═════ Source records ═════

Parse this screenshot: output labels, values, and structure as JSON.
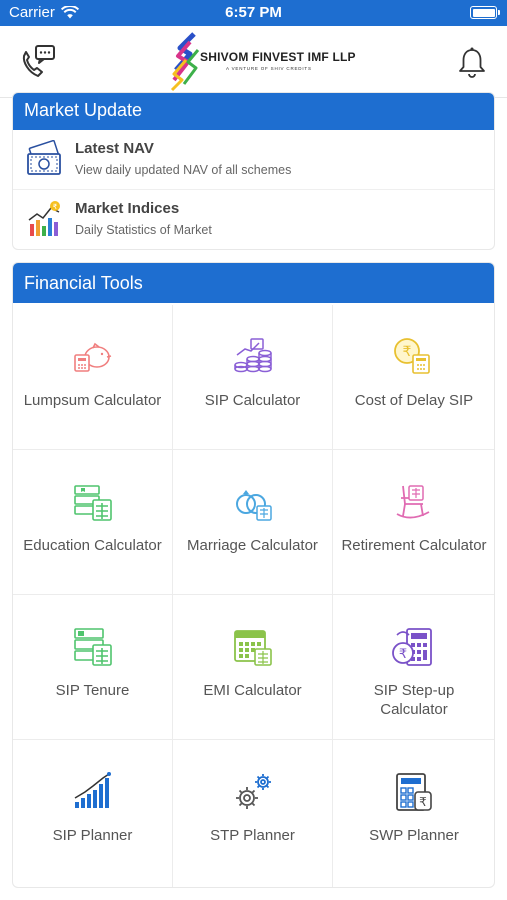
{
  "status_bar": {
    "carrier": "Carrier",
    "time": "6:57 PM"
  },
  "header": {
    "brand": "SHIVOM FINVEST IMF LLP",
    "tagline": "A VENTURE OF SHIV CREDITS",
    "left_icon": "phone-chat-icon",
    "right_icon": "bell-icon"
  },
  "market_update": {
    "title": "Market Update",
    "items": [
      {
        "title": "Latest NAV",
        "subtitle": "View daily updated NAV of all schemes",
        "icon": "money-icon"
      },
      {
        "title": "Market Indices",
        "subtitle": "Daily Statistics of Market",
        "icon": "chart-growth-icon"
      }
    ]
  },
  "financial_tools": {
    "title": "Financial Tools",
    "tools": [
      {
        "label": "Lumpsum Calculator",
        "icon": "piggy-bank-icon",
        "color": "#f07f7f"
      },
      {
        "label": "SIP Calculator",
        "icon": "coins-stack-icon",
        "color": "#8a5fd6"
      },
      {
        "label": "Cost of Delay SIP",
        "icon": "rupee-clock-icon",
        "color": "#e8c030"
      },
      {
        "label": "Education Calculator",
        "icon": "education-icon",
        "color": "#4fc46d"
      },
      {
        "label": "Marriage Calculator",
        "icon": "rings-icon",
        "color": "#4ba7e0"
      },
      {
        "label": "Retirement Calculator",
        "icon": "rocking-chair-icon",
        "color": "#e06bb2"
      },
      {
        "label": "SIP Tenure",
        "icon": "tenure-calculator-icon",
        "color": "#4fc46d"
      },
      {
        "label": "EMI Calculator",
        "icon": "calendar-calc-icon",
        "color": "#8bc34a"
      },
      {
        "label": "SIP Step-up Calculator",
        "icon": "rupee-calculator-icon",
        "color": "#7a52c8"
      },
      {
        "label": "SIP Planner",
        "icon": "bar-growth-icon",
        "color": "#1e6ed0"
      },
      {
        "label": "STP Planner",
        "icon": "gears-icon",
        "color": "#1e6ed0"
      },
      {
        "label": "SWP Planner",
        "icon": "calculator-rupee-icon",
        "color": "#1e6ed0"
      }
    ]
  }
}
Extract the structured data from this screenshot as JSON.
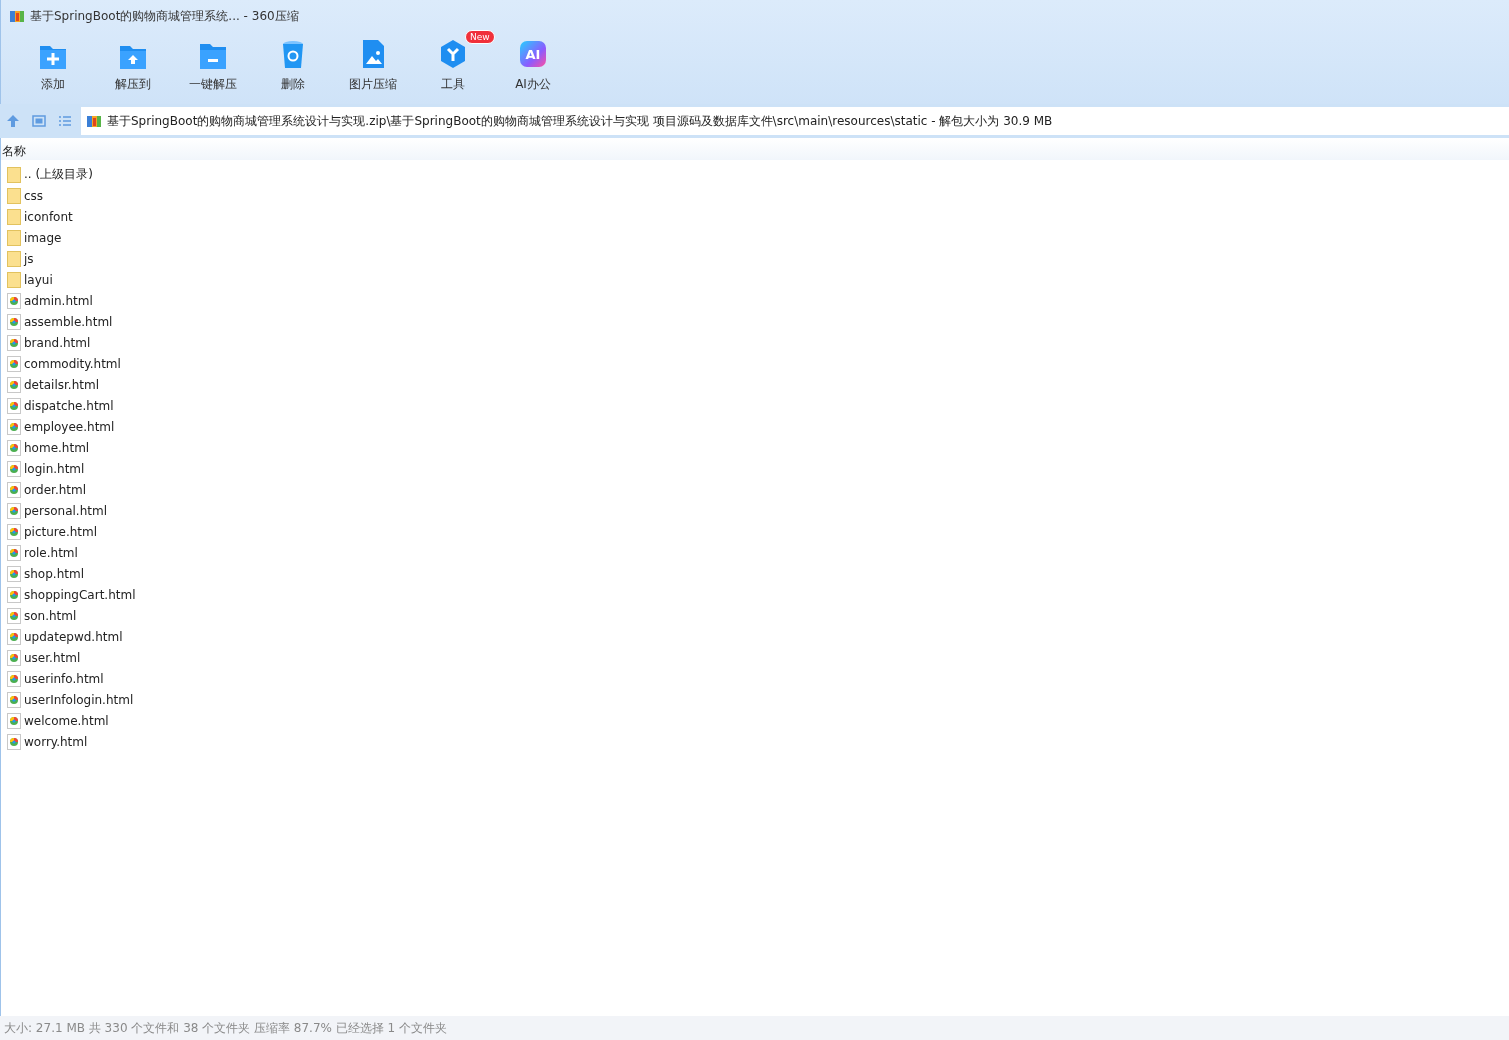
{
  "window": {
    "title": "基于SpringBoot的购物商城管理系统... - 360压缩"
  },
  "toolbar": [
    {
      "label": "添加",
      "kind": "add"
    },
    {
      "label": "解压到",
      "kind": "extract"
    },
    {
      "label": "一键解压",
      "kind": "oneclick"
    },
    {
      "label": "删除",
      "kind": "delete"
    },
    {
      "label": "图片压缩",
      "kind": "image"
    },
    {
      "label": "工具",
      "kind": "tools",
      "badge": "New"
    },
    {
      "label": "AI办公",
      "kind": "ai",
      "icon_text": "AI"
    }
  ],
  "address_bar": {
    "path": "基于SpringBoot的购物商城管理系统设计与实现.zip\\基于SpringBoot的购物商城管理系统设计与实现 项目源码及数据库文件\\src\\main\\resources\\static - 解包大小为 30.9 MB"
  },
  "file_list": {
    "columns": [
      "名称"
    ],
    "rows": [
      {
        "name": ".. (上级目录)",
        "kind": "folder"
      },
      {
        "name": "css",
        "kind": "folder"
      },
      {
        "name": "iconfont",
        "kind": "folder"
      },
      {
        "name": "image",
        "kind": "folder"
      },
      {
        "name": "js",
        "kind": "folder"
      },
      {
        "name": "layui",
        "kind": "folder"
      },
      {
        "name": "admin.html",
        "kind": "html"
      },
      {
        "name": "assemble.html",
        "kind": "html"
      },
      {
        "name": "brand.html",
        "kind": "html"
      },
      {
        "name": "commodity.html",
        "kind": "html"
      },
      {
        "name": "detailsr.html",
        "kind": "html"
      },
      {
        "name": "dispatche.html",
        "kind": "html"
      },
      {
        "name": "employee.html",
        "kind": "html"
      },
      {
        "name": "home.html",
        "kind": "html"
      },
      {
        "name": "login.html",
        "kind": "html"
      },
      {
        "name": "order.html",
        "kind": "html"
      },
      {
        "name": "personal.html",
        "kind": "html"
      },
      {
        "name": "picture.html",
        "kind": "html"
      },
      {
        "name": "role.html",
        "kind": "html"
      },
      {
        "name": "shop.html",
        "kind": "html"
      },
      {
        "name": "shoppingCart.html",
        "kind": "html"
      },
      {
        "name": "son.html",
        "kind": "html"
      },
      {
        "name": "updatepwd.html",
        "kind": "html"
      },
      {
        "name": "user.html",
        "kind": "html"
      },
      {
        "name": "userinfo.html",
        "kind": "html"
      },
      {
        "name": "userInfologin.html",
        "kind": "html"
      },
      {
        "name": "welcome.html",
        "kind": "html"
      },
      {
        "name": "worry.html",
        "kind": "html"
      }
    ]
  },
  "status_bar": "大小: 27.1 MB 共 330 个文件和 38 个文件夹 压缩率 87.7% 已经选择 1 个文件夹"
}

═════

Out of the records, collect only those lines that contain the string "Planner".

        "label": "SIP Planner",
        "label": "STP Planner",
        "label": "SWP Planner",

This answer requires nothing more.